Working data
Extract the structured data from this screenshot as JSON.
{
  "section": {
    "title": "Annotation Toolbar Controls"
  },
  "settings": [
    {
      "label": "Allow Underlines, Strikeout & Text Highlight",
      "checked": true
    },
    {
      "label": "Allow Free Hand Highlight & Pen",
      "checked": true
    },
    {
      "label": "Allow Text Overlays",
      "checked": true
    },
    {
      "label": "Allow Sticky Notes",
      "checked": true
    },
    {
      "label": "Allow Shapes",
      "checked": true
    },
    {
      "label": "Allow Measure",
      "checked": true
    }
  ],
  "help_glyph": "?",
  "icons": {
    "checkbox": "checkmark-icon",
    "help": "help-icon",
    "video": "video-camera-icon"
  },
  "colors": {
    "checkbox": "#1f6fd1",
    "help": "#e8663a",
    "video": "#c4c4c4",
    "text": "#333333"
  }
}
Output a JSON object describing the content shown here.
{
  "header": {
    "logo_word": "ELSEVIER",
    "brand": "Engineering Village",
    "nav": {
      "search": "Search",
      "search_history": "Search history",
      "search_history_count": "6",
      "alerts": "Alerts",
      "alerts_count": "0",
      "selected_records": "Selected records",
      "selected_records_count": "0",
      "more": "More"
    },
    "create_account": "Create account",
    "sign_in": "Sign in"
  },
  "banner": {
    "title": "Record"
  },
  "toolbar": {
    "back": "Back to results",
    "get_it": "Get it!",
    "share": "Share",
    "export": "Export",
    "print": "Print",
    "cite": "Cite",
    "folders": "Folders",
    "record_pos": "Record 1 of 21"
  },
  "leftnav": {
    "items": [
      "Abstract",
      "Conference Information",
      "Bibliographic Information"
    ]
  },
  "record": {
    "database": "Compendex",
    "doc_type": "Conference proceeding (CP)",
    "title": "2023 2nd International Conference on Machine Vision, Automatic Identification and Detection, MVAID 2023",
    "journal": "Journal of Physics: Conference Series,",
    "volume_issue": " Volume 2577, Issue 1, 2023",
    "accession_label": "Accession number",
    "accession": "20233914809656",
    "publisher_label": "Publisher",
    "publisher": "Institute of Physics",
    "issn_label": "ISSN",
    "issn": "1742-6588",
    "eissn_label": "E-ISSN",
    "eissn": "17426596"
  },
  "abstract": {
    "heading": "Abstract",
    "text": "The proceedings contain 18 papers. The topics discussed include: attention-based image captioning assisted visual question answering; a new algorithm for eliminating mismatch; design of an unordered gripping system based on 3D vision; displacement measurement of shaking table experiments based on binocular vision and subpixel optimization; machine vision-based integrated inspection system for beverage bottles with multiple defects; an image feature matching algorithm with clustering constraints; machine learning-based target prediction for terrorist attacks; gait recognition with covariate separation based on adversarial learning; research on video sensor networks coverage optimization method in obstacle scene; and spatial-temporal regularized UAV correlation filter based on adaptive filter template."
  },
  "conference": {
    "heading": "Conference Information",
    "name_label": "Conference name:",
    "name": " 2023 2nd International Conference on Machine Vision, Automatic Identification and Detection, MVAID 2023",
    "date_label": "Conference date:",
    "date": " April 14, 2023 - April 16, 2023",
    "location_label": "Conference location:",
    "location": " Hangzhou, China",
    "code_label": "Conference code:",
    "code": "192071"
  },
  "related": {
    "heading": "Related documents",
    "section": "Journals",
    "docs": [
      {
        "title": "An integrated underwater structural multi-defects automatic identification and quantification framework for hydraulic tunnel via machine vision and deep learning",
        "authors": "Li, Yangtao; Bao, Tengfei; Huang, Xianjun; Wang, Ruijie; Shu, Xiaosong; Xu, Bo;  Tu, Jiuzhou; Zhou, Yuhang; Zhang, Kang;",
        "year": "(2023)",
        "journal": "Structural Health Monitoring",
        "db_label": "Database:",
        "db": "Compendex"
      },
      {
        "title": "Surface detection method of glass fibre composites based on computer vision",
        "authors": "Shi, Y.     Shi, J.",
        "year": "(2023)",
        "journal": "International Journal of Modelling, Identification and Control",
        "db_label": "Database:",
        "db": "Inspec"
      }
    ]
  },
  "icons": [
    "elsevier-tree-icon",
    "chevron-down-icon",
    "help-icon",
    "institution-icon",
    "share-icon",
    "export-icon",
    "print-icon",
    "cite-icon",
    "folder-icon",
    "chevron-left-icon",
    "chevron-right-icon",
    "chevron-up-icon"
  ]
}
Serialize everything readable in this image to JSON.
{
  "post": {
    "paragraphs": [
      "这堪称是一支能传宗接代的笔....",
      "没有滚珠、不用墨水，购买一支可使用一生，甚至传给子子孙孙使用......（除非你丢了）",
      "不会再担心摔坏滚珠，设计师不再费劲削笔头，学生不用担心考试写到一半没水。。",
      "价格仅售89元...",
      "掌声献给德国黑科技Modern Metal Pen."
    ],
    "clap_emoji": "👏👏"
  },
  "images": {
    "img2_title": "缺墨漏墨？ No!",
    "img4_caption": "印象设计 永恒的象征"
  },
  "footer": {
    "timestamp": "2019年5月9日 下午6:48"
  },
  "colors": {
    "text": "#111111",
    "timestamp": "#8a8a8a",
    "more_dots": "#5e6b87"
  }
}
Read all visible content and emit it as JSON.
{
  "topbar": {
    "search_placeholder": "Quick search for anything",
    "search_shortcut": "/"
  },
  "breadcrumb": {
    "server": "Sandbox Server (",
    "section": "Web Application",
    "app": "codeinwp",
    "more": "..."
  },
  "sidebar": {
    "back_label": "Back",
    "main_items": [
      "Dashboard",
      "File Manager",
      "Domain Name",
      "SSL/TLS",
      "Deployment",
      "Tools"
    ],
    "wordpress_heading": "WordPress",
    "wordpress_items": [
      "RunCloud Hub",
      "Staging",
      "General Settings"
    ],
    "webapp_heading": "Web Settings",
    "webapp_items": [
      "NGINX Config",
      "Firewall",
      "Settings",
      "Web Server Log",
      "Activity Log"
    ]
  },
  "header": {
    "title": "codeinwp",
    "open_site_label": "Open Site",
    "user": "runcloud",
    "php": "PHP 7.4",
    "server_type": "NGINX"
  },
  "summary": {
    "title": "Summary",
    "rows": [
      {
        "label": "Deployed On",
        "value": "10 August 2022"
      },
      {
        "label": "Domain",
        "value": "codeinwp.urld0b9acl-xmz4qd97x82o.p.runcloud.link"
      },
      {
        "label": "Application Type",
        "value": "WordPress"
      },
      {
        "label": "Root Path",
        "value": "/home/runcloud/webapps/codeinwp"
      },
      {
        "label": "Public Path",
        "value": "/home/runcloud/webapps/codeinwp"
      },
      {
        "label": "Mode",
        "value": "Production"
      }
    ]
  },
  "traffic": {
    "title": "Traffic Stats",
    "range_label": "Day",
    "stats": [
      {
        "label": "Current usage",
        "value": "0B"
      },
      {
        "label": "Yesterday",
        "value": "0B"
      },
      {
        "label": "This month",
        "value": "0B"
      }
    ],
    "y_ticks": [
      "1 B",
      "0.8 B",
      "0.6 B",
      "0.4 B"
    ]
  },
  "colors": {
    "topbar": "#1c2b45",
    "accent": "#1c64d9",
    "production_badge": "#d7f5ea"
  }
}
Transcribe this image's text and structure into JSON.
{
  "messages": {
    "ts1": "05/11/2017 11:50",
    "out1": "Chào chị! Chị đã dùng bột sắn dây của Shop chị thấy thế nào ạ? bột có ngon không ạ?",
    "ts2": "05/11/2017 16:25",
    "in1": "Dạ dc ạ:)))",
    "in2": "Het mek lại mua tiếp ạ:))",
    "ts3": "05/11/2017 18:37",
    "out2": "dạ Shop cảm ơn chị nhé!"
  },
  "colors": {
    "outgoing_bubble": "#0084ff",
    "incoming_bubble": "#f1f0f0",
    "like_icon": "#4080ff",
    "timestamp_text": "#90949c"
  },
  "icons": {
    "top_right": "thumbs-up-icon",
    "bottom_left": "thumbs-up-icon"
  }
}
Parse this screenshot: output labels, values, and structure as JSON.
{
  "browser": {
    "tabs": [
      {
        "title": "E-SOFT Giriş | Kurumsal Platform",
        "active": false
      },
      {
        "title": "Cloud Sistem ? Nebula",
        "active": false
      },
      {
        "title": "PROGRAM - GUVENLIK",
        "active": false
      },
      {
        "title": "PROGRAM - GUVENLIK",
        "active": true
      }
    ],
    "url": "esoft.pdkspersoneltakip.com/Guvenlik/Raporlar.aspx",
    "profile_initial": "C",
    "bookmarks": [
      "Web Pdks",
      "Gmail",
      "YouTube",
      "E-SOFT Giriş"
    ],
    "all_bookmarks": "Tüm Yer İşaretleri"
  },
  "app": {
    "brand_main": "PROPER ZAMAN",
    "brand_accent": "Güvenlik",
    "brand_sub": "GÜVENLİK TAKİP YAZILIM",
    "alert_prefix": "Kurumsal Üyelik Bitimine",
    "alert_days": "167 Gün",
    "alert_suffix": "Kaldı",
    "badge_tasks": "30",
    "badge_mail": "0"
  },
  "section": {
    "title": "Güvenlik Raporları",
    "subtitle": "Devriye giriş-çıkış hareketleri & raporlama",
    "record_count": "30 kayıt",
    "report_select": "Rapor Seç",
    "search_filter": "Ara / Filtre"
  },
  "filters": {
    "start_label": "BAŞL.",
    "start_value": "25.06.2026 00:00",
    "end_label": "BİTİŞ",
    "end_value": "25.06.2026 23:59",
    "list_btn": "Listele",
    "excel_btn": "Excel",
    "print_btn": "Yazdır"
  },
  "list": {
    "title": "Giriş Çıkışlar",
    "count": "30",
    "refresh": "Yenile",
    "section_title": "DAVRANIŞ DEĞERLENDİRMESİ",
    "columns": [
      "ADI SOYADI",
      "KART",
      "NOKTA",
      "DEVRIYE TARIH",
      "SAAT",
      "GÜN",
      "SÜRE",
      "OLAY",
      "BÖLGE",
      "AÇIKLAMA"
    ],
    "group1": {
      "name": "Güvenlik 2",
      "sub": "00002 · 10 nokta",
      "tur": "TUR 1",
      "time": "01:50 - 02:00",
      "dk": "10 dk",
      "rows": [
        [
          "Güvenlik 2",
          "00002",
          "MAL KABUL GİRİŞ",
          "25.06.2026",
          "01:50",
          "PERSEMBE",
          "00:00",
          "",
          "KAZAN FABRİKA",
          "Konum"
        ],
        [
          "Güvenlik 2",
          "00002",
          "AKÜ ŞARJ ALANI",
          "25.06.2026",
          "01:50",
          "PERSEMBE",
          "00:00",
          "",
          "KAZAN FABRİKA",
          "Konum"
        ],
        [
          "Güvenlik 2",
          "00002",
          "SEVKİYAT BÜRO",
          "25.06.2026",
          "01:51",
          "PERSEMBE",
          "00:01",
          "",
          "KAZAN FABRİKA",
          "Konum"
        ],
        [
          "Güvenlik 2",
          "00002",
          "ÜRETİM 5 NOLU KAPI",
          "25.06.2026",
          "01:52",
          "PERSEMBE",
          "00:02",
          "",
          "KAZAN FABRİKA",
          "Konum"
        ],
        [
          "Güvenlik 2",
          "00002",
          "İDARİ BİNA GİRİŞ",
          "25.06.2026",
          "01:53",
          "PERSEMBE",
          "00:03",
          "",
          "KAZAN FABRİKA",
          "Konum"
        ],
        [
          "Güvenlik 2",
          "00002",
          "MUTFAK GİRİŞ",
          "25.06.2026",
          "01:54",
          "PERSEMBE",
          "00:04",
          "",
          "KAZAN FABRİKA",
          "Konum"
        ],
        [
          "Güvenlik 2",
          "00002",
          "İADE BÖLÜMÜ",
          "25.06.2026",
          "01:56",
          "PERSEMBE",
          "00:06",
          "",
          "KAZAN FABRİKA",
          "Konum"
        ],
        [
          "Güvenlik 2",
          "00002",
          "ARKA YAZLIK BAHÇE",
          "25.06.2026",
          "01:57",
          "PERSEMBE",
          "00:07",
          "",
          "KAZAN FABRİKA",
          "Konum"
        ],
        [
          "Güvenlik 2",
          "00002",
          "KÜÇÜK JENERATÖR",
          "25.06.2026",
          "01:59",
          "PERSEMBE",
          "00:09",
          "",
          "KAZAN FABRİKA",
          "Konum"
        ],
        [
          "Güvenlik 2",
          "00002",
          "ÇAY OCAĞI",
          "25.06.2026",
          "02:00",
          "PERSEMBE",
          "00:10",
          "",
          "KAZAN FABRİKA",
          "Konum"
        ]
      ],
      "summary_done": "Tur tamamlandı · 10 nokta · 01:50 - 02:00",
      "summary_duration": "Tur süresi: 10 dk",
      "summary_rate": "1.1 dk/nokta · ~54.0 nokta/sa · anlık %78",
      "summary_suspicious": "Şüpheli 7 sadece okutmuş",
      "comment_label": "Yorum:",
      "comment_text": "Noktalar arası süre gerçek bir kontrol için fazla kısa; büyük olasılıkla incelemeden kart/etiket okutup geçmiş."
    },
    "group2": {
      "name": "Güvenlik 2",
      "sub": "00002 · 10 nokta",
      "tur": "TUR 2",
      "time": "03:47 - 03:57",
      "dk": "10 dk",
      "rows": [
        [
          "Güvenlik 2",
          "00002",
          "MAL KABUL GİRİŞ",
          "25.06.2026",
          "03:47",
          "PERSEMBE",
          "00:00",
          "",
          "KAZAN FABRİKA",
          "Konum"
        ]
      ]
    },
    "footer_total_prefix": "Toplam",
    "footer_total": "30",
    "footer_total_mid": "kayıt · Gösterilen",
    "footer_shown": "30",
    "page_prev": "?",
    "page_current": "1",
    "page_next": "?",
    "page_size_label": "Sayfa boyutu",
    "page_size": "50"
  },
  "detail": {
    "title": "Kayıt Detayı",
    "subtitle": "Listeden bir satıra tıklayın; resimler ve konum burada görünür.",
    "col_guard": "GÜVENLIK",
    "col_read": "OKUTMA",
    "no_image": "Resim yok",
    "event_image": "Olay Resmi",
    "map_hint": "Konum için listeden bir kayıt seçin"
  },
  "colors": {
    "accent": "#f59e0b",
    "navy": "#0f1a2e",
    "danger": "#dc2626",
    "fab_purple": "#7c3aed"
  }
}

Challenge
Scan the material for lines with the word "thumbs", and copy each line you find.

Problem solution
    "top_right": "thumbs-up-icon",
    "bottom_left": "thumbs-up-icon"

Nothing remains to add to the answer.